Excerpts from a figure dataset
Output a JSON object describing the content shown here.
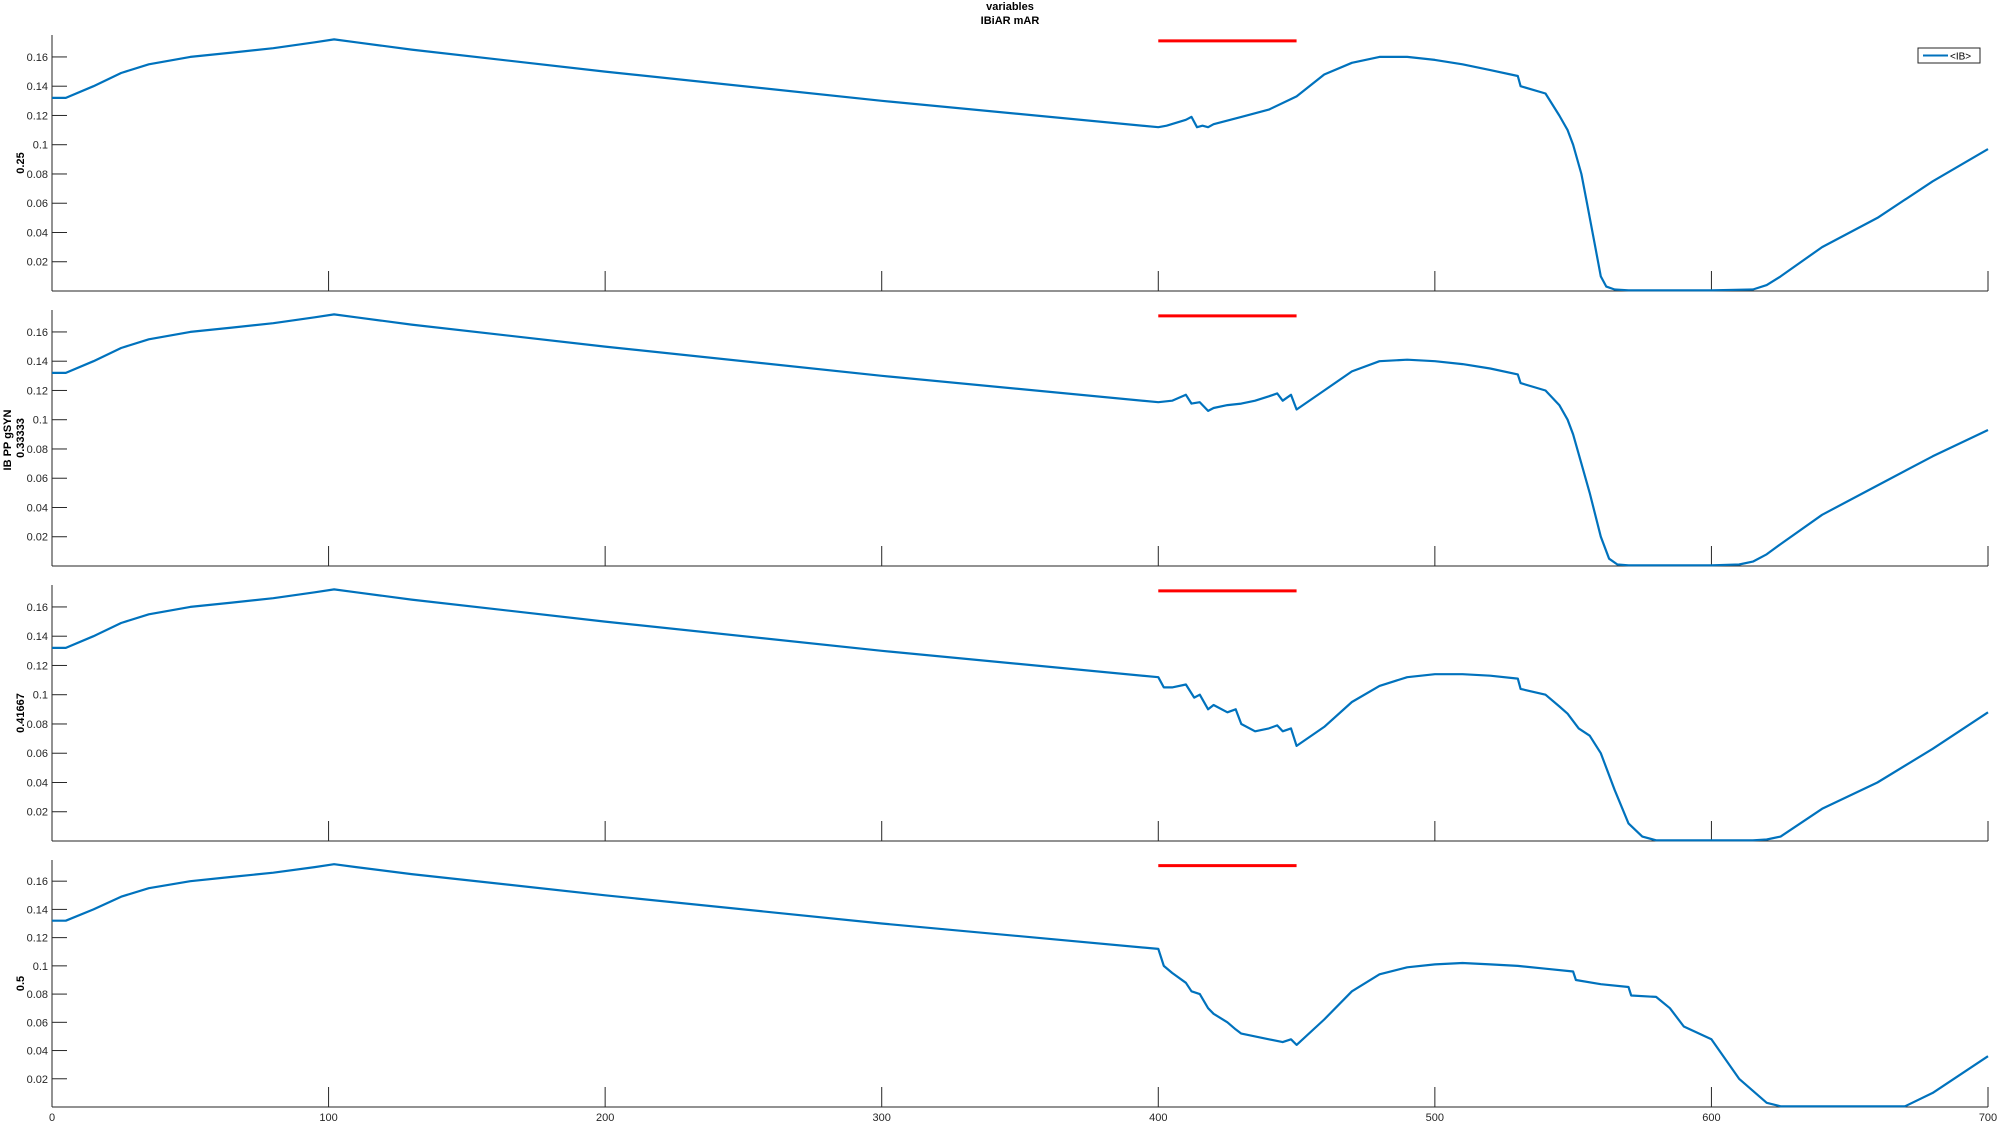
{
  "figure": {
    "title_line1": "variables",
    "title_line2": "IBiAR mAR",
    "group_ylabel": "IB PP gSYN",
    "colors": {
      "series": "#0072BD",
      "stimulus": "#FF0000",
      "axis": "#262626"
    }
  },
  "chart_data": [
    {
      "type": "line",
      "panel_ylabel": "0.25",
      "legend": [
        "<IB>"
      ],
      "legend_position": "top-right",
      "xlim": [
        0,
        700
      ],
      "ylim": [
        0,
        0.175
      ],
      "xticks": [
        100,
        200,
        300,
        400,
        500,
        600,
        700
      ],
      "yticks": [
        0.02,
        0.04,
        0.06,
        0.08,
        0.1,
        0.12,
        0.14,
        0.16
      ],
      "ytick_labels": [
        "0.02",
        "0.04",
        "0.06",
        "0.08",
        "0.1",
        "0.12",
        "0.14",
        "0.16"
      ],
      "xtick_labels": [],
      "stimulus_bar": {
        "x": [
          400,
          450
        ],
        "y": 0.171
      },
      "series": [
        {
          "name": "<IB>",
          "x": [
            0,
            5,
            15,
            25,
            35,
            50,
            65,
            80,
            95,
            102,
            110,
            130,
            200,
            300,
            400,
            403,
            410,
            412,
            414,
            416,
            418,
            420,
            430,
            440,
            450,
            460,
            470,
            480,
            490,
            500,
            510,
            520,
            530,
            531,
            540,
            545,
            548,
            550,
            553,
            555,
            558,
            560,
            562,
            565,
            570,
            580,
            600,
            615,
            620,
            625,
            640,
            660,
            680,
            700
          ],
          "y": [
            0.132,
            0.132,
            0.14,
            0.149,
            0.155,
            0.16,
            0.163,
            0.166,
            0.17,
            0.172,
            0.17,
            0.165,
            0.15,
            0.13,
            0.112,
            0.113,
            0.117,
            0.119,
            0.112,
            0.113,
            0.112,
            0.114,
            0.119,
            0.124,
            0.133,
            0.148,
            0.156,
            0.16,
            0.16,
            0.158,
            0.155,
            0.151,
            0.147,
            0.14,
            0.135,
            0.12,
            0.11,
            0.1,
            0.08,
            0.06,
            0.03,
            0.01,
            0.003,
            0.001,
            0.0005,
            0.0005,
            0.0005,
            0.001,
            0.004,
            0.01,
            0.03,
            0.05,
            0.075,
            0.097
          ]
        }
      ]
    },
    {
      "type": "line",
      "panel_ylabel": "0.33333",
      "legend": [],
      "xlim": [
        0,
        700
      ],
      "ylim": [
        0,
        0.175
      ],
      "xticks": [
        100,
        200,
        300,
        400,
        500,
        600,
        700
      ],
      "yticks": [
        0.02,
        0.04,
        0.06,
        0.08,
        0.1,
        0.12,
        0.14,
        0.16
      ],
      "ytick_labels": [
        "0.02",
        "0.04",
        "0.06",
        "0.08",
        "0.1",
        "0.12",
        "0.14",
        "0.16"
      ],
      "xtick_labels": [],
      "stimulus_bar": {
        "x": [
          400,
          450
        ],
        "y": 0.171
      },
      "series": [
        {
          "name": "",
          "x": [
            0,
            5,
            15,
            25,
            35,
            50,
            65,
            80,
            95,
            102,
            110,
            130,
            200,
            300,
            400,
            405,
            410,
            412,
            415,
            418,
            420,
            425,
            430,
            435,
            440,
            443,
            445,
            448,
            450,
            460,
            470,
            480,
            490,
            500,
            510,
            520,
            530,
            531,
            540,
            545,
            548,
            550,
            553,
            556,
            560,
            563,
            566,
            570,
            580,
            600,
            610,
            615,
            620,
            625,
            640,
            660,
            680,
            700
          ],
          "y": [
            0.132,
            0.132,
            0.14,
            0.149,
            0.155,
            0.16,
            0.163,
            0.166,
            0.17,
            0.172,
            0.17,
            0.165,
            0.15,
            0.13,
            0.112,
            0.113,
            0.117,
            0.111,
            0.112,
            0.106,
            0.108,
            0.11,
            0.111,
            0.113,
            0.116,
            0.118,
            0.113,
            0.117,
            0.107,
            0.12,
            0.133,
            0.14,
            0.141,
            0.14,
            0.138,
            0.135,
            0.131,
            0.125,
            0.12,
            0.11,
            0.1,
            0.09,
            0.07,
            0.05,
            0.02,
            0.005,
            0.001,
            0.0005,
            0.0005,
            0.0005,
            0.001,
            0.003,
            0.008,
            0.015,
            0.035,
            0.055,
            0.075,
            0.093
          ]
        }
      ]
    },
    {
      "type": "line",
      "panel_ylabel": "0.41667",
      "legend": [],
      "xlim": [
        0,
        700
      ],
      "ylim": [
        0,
        0.175
      ],
      "xticks": [
        100,
        200,
        300,
        400,
        500,
        600,
        700
      ],
      "yticks": [
        0.02,
        0.04,
        0.06,
        0.08,
        0.1,
        0.12,
        0.14,
        0.16
      ],
      "ytick_labels": [
        "0.02",
        "0.04",
        "0.06",
        "0.08",
        "0.1",
        "0.12",
        "0.14",
        "0.16"
      ],
      "xtick_labels": [],
      "stimulus_bar": {
        "x": [
          400,
          450
        ],
        "y": 0.171
      },
      "series": [
        {
          "name": "",
          "x": [
            0,
            5,
            15,
            25,
            35,
            50,
            65,
            80,
            95,
            102,
            110,
            130,
            200,
            300,
            400,
            402,
            405,
            410,
            413,
            415,
            418,
            420,
            425,
            428,
            430,
            435,
            440,
            443,
            445,
            448,
            450,
            460,
            470,
            480,
            490,
            500,
            510,
            520,
            530,
            531,
            540,
            545,
            548,
            552,
            556,
            560,
            565,
            570,
            575,
            580,
            600,
            615,
            620,
            625,
            640,
            660,
            680,
            700
          ],
          "y": [
            0.132,
            0.132,
            0.14,
            0.149,
            0.155,
            0.16,
            0.163,
            0.166,
            0.17,
            0.172,
            0.17,
            0.165,
            0.15,
            0.13,
            0.112,
            0.105,
            0.105,
            0.107,
            0.098,
            0.1,
            0.09,
            0.093,
            0.088,
            0.09,
            0.08,
            0.075,
            0.077,
            0.079,
            0.075,
            0.077,
            0.065,
            0.078,
            0.095,
            0.106,
            0.112,
            0.114,
            0.114,
            0.113,
            0.111,
            0.104,
            0.1,
            0.092,
            0.087,
            0.077,
            0.072,
            0.06,
            0.035,
            0.012,
            0.003,
            0.0005,
            0.0005,
            0.0005,
            0.001,
            0.003,
            0.022,
            0.04,
            0.063,
            0.088
          ]
        }
      ]
    },
    {
      "type": "line",
      "panel_ylabel": "0.5",
      "legend": [],
      "xlim": [
        0,
        700
      ],
      "ylim": [
        0,
        0.175
      ],
      "xticks": [
        0,
        100,
        200,
        300,
        400,
        500,
        600,
        700
      ],
      "yticks": [
        0.02,
        0.04,
        0.06,
        0.08,
        0.1,
        0.12,
        0.14,
        0.16
      ],
      "ytick_labels": [
        "0.02",
        "0.04",
        "0.06",
        "0.08",
        "0.1",
        "0.12",
        "0.14",
        "0.16"
      ],
      "xtick_labels": [
        "0",
        "100",
        "200",
        "300",
        "400",
        "500",
        "600",
        "700"
      ],
      "stimulus_bar": {
        "x": [
          400,
          450
        ],
        "y": 0.171
      },
      "series": [
        {
          "name": "",
          "x": [
            0,
            5,
            15,
            25,
            35,
            50,
            65,
            80,
            95,
            102,
            110,
            130,
            200,
            300,
            400,
            402,
            405,
            410,
            412,
            415,
            418,
            420,
            425,
            428,
            430,
            435,
            440,
            445,
            448,
            450,
            460,
            470,
            480,
            490,
            500,
            510,
            520,
            530,
            540,
            550,
            551,
            560,
            570,
            571,
            580,
            585,
            590,
            600,
            610,
            620,
            625,
            630,
            640,
            660,
            670,
            680,
            700
          ],
          "y": [
            0.132,
            0.132,
            0.14,
            0.149,
            0.155,
            0.16,
            0.163,
            0.166,
            0.17,
            0.172,
            0.17,
            0.165,
            0.15,
            0.13,
            0.112,
            0.1,
            0.095,
            0.088,
            0.082,
            0.08,
            0.07,
            0.066,
            0.06,
            0.055,
            0.052,
            0.05,
            0.048,
            0.046,
            0.048,
            0.044,
            0.062,
            0.082,
            0.094,
            0.099,
            0.101,
            0.102,
            0.101,
            0.1,
            0.098,
            0.096,
            0.09,
            0.087,
            0.085,
            0.079,
            0.078,
            0.07,
            0.057,
            0.048,
            0.02,
            0.003,
            0.0005,
            0.0005,
            0.0005,
            0.0005,
            0.0005,
            0.01,
            0.036
          ]
        }
      ]
    }
  ]
}
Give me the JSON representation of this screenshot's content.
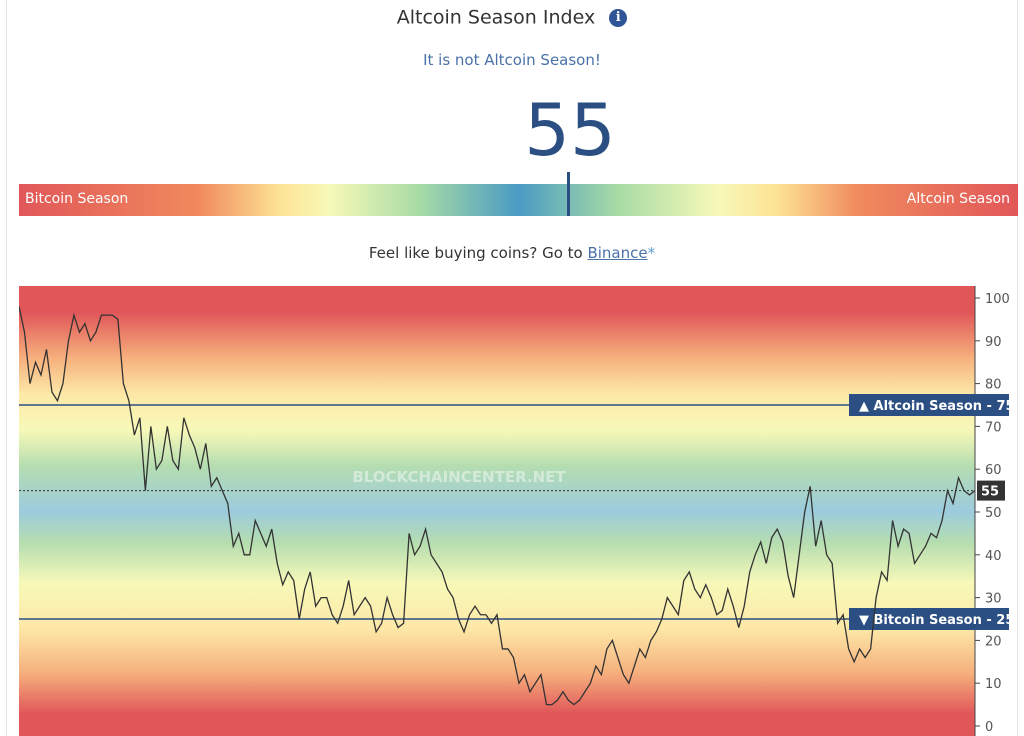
{
  "header": {
    "title": "Altcoin Season Index",
    "info_icon": "info-icon"
  },
  "status_text": "It is not Altcoin Season!",
  "index_value": "55",
  "gauge": {
    "left_label": "Bitcoin Season",
    "right_label": "Altcoin Season",
    "value": 55
  },
  "promo": {
    "prefix": "Feel like buying coins? Go to ",
    "link": "Binance",
    "suffix": "*"
  },
  "watermark": "BLOCKCHAINCENTER.NET",
  "chart_data": {
    "type": "line",
    "ylim": [
      0,
      100
    ],
    "yticks": [
      "0",
      "10",
      "20",
      "30",
      "40",
      "50",
      "60",
      "70",
      "80",
      "90",
      "100"
    ],
    "reference_lines": [
      {
        "label": "▲ Altcoin Season",
        "value": "75"
      },
      {
        "label": "▼ Bitcoin Season",
        "value": "25"
      }
    ],
    "current_value_label": "55",
    "current_value": 55,
    "series": [
      {
        "values": [
          98,
          92,
          80,
          85,
          82,
          88,
          78,
          76,
          80,
          90,
          96,
          92,
          94,
          90,
          92,
          96,
          96,
          96,
          95,
          80,
          76,
          68,
          72,
          55,
          70,
          60,
          62,
          70,
          62,
          60,
          72,
          68,
          65,
          60,
          66,
          56,
          58,
          55,
          52,
          42,
          45,
          40,
          40,
          48,
          45,
          42,
          46,
          38,
          33,
          36,
          34,
          25,
          32,
          36,
          28,
          30,
          30,
          26,
          24,
          28,
          34,
          26,
          28,
          30,
          28,
          22,
          24,
          30,
          26,
          23,
          24,
          45,
          40,
          42,
          46,
          40,
          38,
          36,
          32,
          30,
          25,
          22,
          26,
          28,
          26,
          26,
          24,
          26,
          18,
          18,
          16,
          10,
          12,
          8,
          10,
          12,
          5,
          5,
          6,
          8,
          6,
          5,
          6,
          8,
          10,
          14,
          12,
          18,
          20,
          16,
          12,
          10,
          14,
          18,
          16,
          20,
          22,
          25,
          30,
          28,
          26,
          34,
          36,
          32,
          30,
          33,
          30,
          26,
          27,
          32,
          28,
          23,
          28,
          36,
          40,
          43,
          38,
          44,
          46,
          43,
          35,
          30,
          40,
          50,
          56,
          42,
          48,
          40,
          38,
          24,
          26,
          18,
          15,
          18,
          16,
          18,
          30,
          36,
          34,
          48,
          42,
          46,
          45,
          38,
          40,
          42,
          45,
          44,
          48,
          55,
          52,
          58,
          55,
          54,
          55
        ]
      }
    ]
  }
}
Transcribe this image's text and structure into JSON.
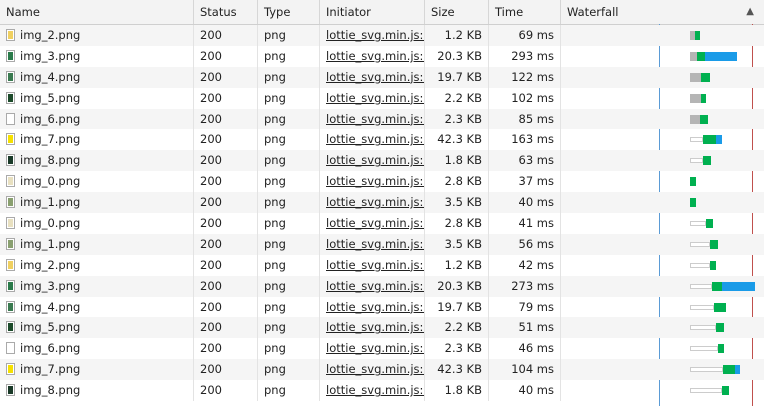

■ **STATED PROBLEM**:
Give the count of lines in the listing that hold the word "JSON", with no other text.

■ **SOLUTION TO THE EXERCISE**:
3